== Dataset records ==

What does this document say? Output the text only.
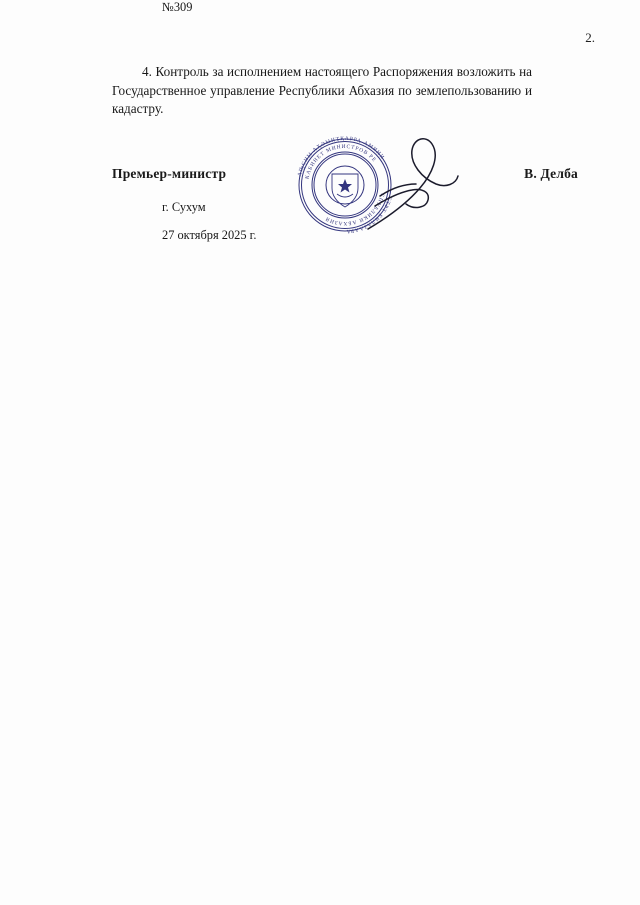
2.
4. Контроль за исполнением настоящего Распоряжения возложить на Государственное управление Республики Абхазия по землепользованию и кадастру.
Премьер-министр	В. Делба
г. Сухум
27 октября 2025 г.
№309
АҦСНЫ АҲӘЫНҬҚАРРА АМИНИ
СТРТ ЕИЛАЗААРА
КАБИНЕТ МИНИСТРОВ РЕ
СПУБЛИКИ АБХАЗИЯ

===

Written exercise -
Reproduce each record from above exactly; pictures do not belong in the copy.

Task response -
What does this document say? Output the text only.
2.
4. Контроль за исполнением настоящего Распоряжения возложить на Государственное управление Республики Абхазия по землепользованию и кадастру.
Премьер-министр	В. Делба
г. Сухум
27 октября 2025 г.
№309
АҦСНЫ АҲӘЫНҬҚАРРА АМИНИ
СТРТ ЕИЛАЗААРА
КАБИНЕТ МИНИСТРОВ РЕ
СПУБЛИКИ АБХАЗИЯ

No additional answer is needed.